▶ _Raw data_

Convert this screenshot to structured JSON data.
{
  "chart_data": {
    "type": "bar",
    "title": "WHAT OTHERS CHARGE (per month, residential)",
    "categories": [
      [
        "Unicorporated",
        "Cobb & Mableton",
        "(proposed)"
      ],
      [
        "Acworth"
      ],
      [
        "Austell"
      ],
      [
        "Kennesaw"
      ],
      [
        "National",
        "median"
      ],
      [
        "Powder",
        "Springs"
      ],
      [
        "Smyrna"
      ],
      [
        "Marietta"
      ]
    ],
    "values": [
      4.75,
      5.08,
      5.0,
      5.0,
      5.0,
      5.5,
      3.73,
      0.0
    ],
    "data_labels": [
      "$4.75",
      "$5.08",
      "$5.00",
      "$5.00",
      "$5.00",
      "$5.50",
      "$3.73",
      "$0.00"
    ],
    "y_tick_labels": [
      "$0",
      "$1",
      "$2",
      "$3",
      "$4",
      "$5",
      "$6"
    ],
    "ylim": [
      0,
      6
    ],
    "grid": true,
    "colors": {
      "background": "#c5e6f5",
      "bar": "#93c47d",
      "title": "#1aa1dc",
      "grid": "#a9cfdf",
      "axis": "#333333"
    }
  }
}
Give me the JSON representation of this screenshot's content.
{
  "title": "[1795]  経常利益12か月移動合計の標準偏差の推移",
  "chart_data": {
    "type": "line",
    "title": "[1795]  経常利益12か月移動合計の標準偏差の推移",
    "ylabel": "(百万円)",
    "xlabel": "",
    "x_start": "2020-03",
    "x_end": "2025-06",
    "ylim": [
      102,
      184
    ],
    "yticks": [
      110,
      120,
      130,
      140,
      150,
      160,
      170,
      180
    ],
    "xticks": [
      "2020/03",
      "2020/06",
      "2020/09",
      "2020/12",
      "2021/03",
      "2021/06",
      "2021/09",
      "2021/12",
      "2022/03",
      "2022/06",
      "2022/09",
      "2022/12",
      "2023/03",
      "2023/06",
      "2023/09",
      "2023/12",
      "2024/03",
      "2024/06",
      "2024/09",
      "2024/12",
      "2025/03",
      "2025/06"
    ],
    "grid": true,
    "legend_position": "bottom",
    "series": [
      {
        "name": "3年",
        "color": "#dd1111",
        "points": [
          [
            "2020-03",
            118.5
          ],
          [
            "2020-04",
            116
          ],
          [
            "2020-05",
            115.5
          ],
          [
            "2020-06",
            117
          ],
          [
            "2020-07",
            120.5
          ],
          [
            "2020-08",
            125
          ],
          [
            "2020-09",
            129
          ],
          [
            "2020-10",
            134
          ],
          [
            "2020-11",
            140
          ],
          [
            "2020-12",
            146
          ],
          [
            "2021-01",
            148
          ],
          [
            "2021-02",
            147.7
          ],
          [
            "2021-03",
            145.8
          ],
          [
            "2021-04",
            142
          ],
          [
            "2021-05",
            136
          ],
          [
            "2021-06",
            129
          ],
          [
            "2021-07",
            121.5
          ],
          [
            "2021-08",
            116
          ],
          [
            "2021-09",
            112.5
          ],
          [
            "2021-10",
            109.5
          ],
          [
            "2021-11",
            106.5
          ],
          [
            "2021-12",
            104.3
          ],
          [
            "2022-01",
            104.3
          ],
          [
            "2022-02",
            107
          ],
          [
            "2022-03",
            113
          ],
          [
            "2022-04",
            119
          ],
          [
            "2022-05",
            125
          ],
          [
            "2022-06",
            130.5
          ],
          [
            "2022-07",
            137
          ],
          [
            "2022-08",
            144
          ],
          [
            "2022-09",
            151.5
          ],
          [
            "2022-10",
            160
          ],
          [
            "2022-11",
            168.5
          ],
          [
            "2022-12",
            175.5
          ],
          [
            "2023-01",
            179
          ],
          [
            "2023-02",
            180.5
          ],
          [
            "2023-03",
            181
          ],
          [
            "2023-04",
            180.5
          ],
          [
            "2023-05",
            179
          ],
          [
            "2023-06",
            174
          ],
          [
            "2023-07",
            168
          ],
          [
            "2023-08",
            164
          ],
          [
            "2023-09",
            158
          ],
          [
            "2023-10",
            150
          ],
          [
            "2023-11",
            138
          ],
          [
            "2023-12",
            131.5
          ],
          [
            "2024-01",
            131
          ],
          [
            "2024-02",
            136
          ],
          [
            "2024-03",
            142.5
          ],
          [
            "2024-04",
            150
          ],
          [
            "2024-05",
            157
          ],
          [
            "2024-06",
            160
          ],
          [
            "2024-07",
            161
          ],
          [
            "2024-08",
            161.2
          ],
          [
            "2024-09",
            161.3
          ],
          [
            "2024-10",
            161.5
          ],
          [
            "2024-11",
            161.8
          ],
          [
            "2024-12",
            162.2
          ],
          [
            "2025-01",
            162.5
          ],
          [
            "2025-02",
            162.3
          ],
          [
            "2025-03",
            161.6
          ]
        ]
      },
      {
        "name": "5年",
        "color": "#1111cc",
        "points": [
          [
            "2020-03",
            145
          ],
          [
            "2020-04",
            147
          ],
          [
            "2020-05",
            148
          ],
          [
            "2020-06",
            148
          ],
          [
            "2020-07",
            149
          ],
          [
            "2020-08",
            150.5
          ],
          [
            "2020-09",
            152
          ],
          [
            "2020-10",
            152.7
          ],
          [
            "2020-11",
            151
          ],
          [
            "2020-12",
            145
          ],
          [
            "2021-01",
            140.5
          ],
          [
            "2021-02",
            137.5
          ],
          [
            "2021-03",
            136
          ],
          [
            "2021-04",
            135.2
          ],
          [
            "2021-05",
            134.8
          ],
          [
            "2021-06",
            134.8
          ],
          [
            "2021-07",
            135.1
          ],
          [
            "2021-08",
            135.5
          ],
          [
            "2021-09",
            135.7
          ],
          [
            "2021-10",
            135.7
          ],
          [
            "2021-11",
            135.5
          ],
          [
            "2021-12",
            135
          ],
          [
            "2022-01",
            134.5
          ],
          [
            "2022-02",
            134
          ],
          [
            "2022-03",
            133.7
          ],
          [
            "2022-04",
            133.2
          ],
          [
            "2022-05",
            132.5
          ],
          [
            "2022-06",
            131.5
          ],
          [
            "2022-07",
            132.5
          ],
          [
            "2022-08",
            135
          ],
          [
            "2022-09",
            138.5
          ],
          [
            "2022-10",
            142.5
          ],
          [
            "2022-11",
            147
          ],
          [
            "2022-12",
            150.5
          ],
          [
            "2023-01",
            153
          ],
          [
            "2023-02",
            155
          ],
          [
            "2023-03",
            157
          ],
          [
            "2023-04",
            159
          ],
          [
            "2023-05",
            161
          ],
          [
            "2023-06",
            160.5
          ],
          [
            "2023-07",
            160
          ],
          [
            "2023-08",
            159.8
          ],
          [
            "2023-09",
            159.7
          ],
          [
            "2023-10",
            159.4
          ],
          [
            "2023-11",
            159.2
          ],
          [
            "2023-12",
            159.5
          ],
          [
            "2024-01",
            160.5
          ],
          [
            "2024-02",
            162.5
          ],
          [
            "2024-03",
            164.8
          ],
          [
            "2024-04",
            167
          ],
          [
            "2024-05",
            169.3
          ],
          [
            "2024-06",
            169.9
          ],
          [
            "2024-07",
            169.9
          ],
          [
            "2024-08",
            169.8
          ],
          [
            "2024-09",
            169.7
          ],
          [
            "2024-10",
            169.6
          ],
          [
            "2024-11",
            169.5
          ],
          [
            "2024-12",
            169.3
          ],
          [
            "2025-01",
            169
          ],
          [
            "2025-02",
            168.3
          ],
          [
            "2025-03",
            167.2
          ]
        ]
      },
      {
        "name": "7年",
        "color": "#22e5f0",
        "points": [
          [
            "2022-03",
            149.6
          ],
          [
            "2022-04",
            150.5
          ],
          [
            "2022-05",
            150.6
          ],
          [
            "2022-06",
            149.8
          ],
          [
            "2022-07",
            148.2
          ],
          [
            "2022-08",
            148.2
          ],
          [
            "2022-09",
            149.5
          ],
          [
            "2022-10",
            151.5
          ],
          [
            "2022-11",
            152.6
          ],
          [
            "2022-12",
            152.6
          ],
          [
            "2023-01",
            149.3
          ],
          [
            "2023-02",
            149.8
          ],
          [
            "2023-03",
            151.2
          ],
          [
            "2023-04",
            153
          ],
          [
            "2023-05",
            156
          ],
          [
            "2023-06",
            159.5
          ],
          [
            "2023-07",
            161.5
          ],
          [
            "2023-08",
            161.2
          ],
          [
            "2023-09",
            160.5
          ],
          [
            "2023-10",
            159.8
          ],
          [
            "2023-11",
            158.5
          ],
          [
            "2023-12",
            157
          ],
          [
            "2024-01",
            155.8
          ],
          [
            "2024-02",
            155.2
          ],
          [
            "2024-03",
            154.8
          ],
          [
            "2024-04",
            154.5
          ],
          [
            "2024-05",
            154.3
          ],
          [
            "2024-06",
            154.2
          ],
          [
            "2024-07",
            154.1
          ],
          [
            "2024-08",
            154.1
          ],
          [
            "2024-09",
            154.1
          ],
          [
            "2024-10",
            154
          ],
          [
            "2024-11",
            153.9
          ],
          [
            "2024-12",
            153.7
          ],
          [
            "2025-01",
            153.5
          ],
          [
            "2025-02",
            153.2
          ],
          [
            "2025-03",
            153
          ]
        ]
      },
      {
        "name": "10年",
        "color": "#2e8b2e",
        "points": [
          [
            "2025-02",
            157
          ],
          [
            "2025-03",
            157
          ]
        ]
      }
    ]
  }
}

▶ _What you are asked to do_
Where a line of the material above holds the string "JSON", copy that line.

▶ _The reply_
Convert this screenshot to structured JSON data.
Give me the JSON representation of this screenshot's content.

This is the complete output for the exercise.